Aim of the exercise
Report every line from the material that contains the word "this".
>> Start
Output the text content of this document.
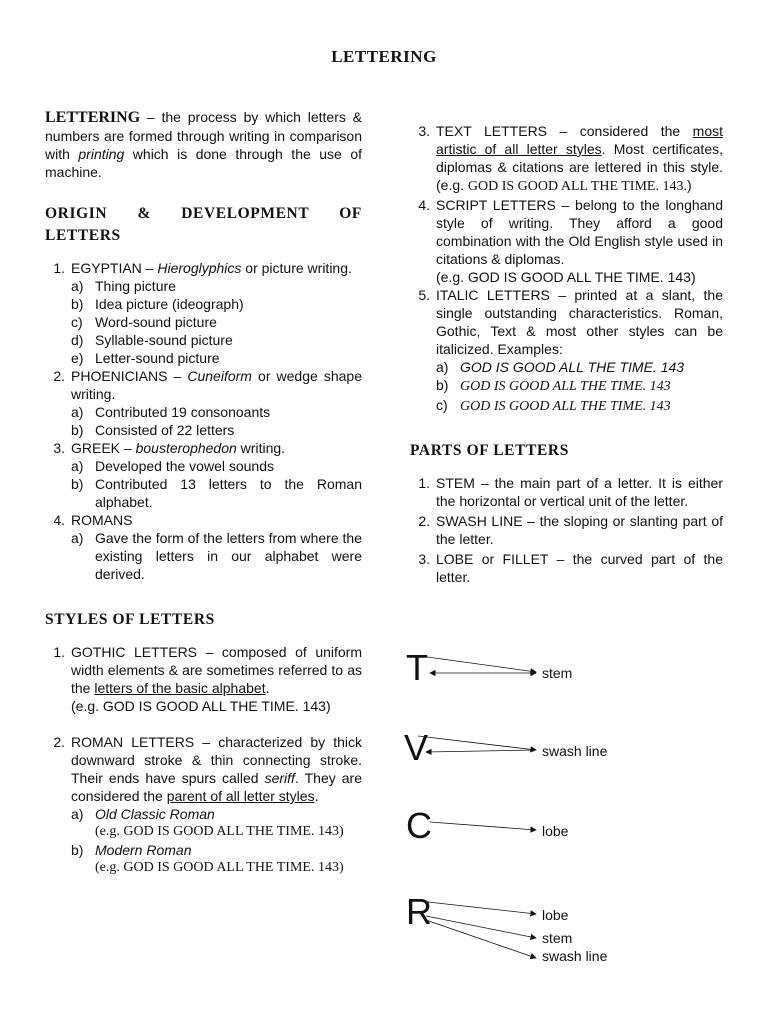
LETTERING

LETTERING – the process by which letters & numbers are formed through writing in comparison with printing which is done through the use of machine.

ORIGIN & DEVELOPMENT OF LETTERS
1. EGYPTIAN – Hieroglyphics or picture writing.
a) Thing picture
b) Idea picture (ideograph)
c) Word-sound picture
d) Syllable-sound picture
e) Letter-sound picture
2. PHOENICIANS – Cuneiform or wedge shape writing.
a) Contributed 19 consonoants
b) Consisted of 22 letters
3. GREEK – bousterophedon writing.
a) Developed the vowel sounds
b) Contributed 13 letters to the Roman alphabet.
4. ROMANS
a) Gave the form of the letters from where the existing letters in our alphabet were derived.
STYLES OF LETTERS
1. GOTHIC LETTERS – composed of uniform width elements & are sometimes referred to as the letters of the basic alphabet.
(e.g. GOD IS GOOD ALL THE TIME. 143)
2. ROMAN LETTERS – characterized by thick downward stroke & thin connecting stroke. Their ends have spurs called seriff. They are considered the parent of all letter styles.
a) Old Classic Roman

(e.g. GOD IS GOOD ALL THE TIME. 143)
b) Modern Roman

(e.g. GOD IS GOOD ALL THE TIME. 143)
3. TEXT LETTERS – considered the most artistic of all letter styles. Most certificates, diplomas & citations are lettered in this style. (e.g. GOD IS GOOD ALL THE TIME. 143.)
4. SCRIPT LETTERS – belong to the longhand style of writing. They afford a good combination with the Old English style used in citations & diplomas.
(e.g. GOD IS GOOD ALL THE TIME. 143)
5. ITALIC LETTERS – printed at a slant, the single outstanding characteristics. Roman, Gothic, Text & most other styles can be italicized. Examples:
a) GOD IS GOOD ALL THE TIME. 143
b) GOD IS GOOD ALL THE TIME. 143
c) GOD IS GOOD ALL THE TIME. 143
PARTS OF LETTERS
1. STEM – the main part of a letter. It is either the horizontal or vertical unit of the letter.
2. SWASH LINE – the sloping or slanting part of the letter.
3. LOBE or FILLET – the curved part of the letter.
T	stem
V	swash line
C	lobe
R	lobe
stem
swash line
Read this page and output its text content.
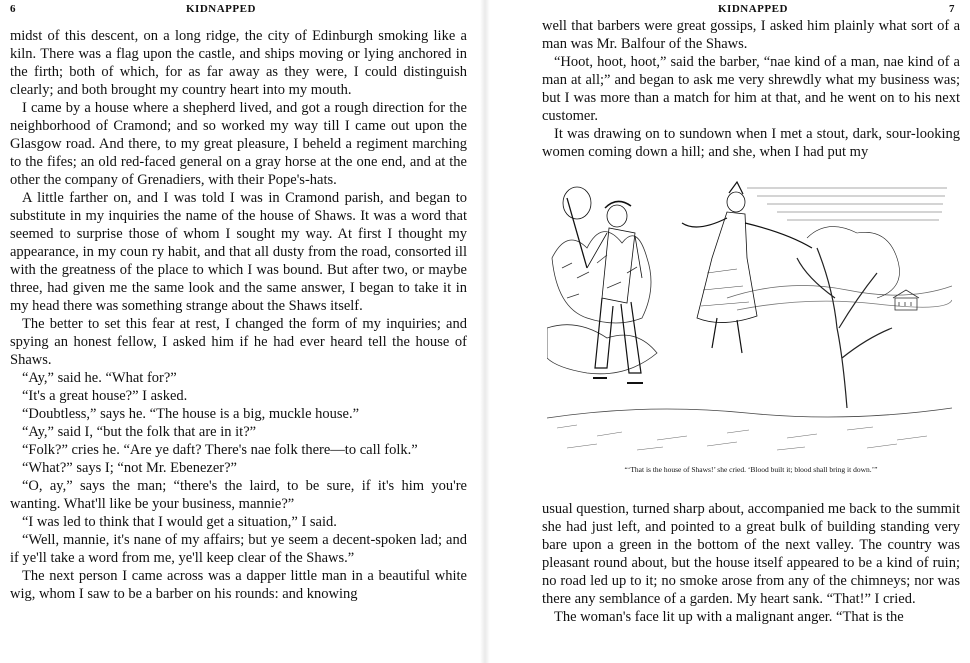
6	KIDNAPPED

midst of this descent, on a long ridge, the city of Edinburgh smoking like a kiln. There was a flag upon the castle, and ships moving or lying anchored in the firth; both of which, for as far away as they were, I could distinguish clearly; and both brought my country heart into my mouth.

I came by a house where a shepherd lived, and got a rough direction for the neighborhood of Cramond; and so worked my way till I came out upon the Glasgow road. And there, to my great pleasure, I beheld a regiment marching to the fifes; an old red-faced general on a gray horse at the one end, and at the other the company of Grenadiers, with their Pope's-hats.

A little farther on, and I was told I was in Cramond parish, and began to substitute in my inquiries the name of the house of Shaws. It was a word that seemed to surprise those of whom I sought my way. At first I thought my appearance, in my coun ry habit, and that all dusty from the road, consorted ill with the greatness of the place to which I was bound. But after two, or maybe three, had given me the same look and the same answer, I began to take it in my head there was something strange about the Shaws itself.

The better to set this fear at rest, I changed the form of my inquiries; and spying an honest fellow, I asked him if he had ever heard tell the house of Shaws.

“Ay,” said he. “What for?”

“It's a great house?” I asked.

“Doubtless,” says he. “The house is a big, muckle house.”

“Ay,” said I, “but the folk that are in it?”

“Folk?” cries he. “Are ye daft? There's nae folk there—to call folk.”

“What?” says I; “not Mr. Ebenezer?”

“O, ay,” says the man; “there's the laird, to be sure, if it's him you're wanting. What'll like be your business, mannie?”

“I was led to think that I would get a situation,” I said.

“Well, mannie, it's nane of my affairs; but ye seem a decent-spoken lad; and if ye'll take a word from me, ye'll keep clear of the Shaws.”

The next person I came across was a dapper little man in a beautiful white wig, whom I saw to be a barber on his rounds: and knowing

KIDNAPPED	7

well that barbers were great gossips, I asked him plainly what sort of a man was Mr. Balfour of the Shaws.

“Hoot, hoot, hoot,” said the barber, “nae kind of a man, nae kind of a man at all;” and began to ask me very shrewdly what my business was; but I was more than a match for him at that, and he went on to his next customer.

It was drawing on to sundown when I met a stout, dark, sour-looking women coming down a hill; and she, when I had put my

“‘That is the house of Shaws!’ she cried. ‘Blood built it; blood shall bring it down.’”

usual question, turned sharp about, accompanied me back to the summit she had just left, and pointed to a great bulk of building standing very bare upon a green in the bottom of the next valley. The country was pleasant round about, but the house itself appeared to be a kind of ruin; no road led up to it; no smoke arose from any of the chimneys; nor was there any semblance of a garden. My heart sank. “That!” I cried.

The woman's face lit up with a malignant anger. “That is the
>> End
Written answer
Output the text content of this document.
3. TEXT LETTERS – considered the most artistic of all letter styles. Most certificates, diplomas & citations are lettered in this style. (e.g. GOD IS GOOD ALL THE TIME. 143.)
Read this page and output its text content.
midst of this descent, on a long ridge, the city of Edinburgh smoking like a kiln. There was a flag upon the castle, and ships moving or lying anchored in the firth; both of which, for as far away as they were, I could distinguish clearly; and both brought my country heart into my mouth.
The better to set this fear at rest, I changed the form of my inquiries; and spying an honest fellow, I asked him if he had ever heard tell the house of Shaws.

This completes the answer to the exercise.